**EXERCISE AIM**
Copy every line of the listing exactly.

**Recorded data**
______

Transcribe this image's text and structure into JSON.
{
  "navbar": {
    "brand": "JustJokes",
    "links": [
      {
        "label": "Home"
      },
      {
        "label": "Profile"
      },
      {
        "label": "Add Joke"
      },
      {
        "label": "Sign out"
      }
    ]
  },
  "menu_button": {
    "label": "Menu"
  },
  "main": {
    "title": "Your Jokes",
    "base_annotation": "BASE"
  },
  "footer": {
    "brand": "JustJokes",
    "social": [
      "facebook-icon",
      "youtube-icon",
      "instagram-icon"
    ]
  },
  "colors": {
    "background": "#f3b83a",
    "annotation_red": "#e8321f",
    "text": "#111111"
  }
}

______

**THE ANSWER**
Transcribe this image's text and structure into JSON.
{
  "navbar": {
    "brand": "JustJokes",
    "links": [
      {
        "label": "Home"
      },
      {
        "label": "Profile"
      },
      {
        "label": "Add Joke"
      },
      {
        "label": "Sign out"
      }
    ]
  },
  "menu_button": {
    "label": "Menu"
  },
  "main": {
    "title": "Your Jokes",
    "base_annotation": "BASE"
  },
  "footer": {
    "brand": "JustJokes",
    "social": [
      "facebook-icon",
      "youtube-icon",
      "instagram-icon"
    ]
  },
  "colors": {
    "background": "#f3b83a",
    "annotation_red": "#e8321f",
    "text": "#111111"
  }
}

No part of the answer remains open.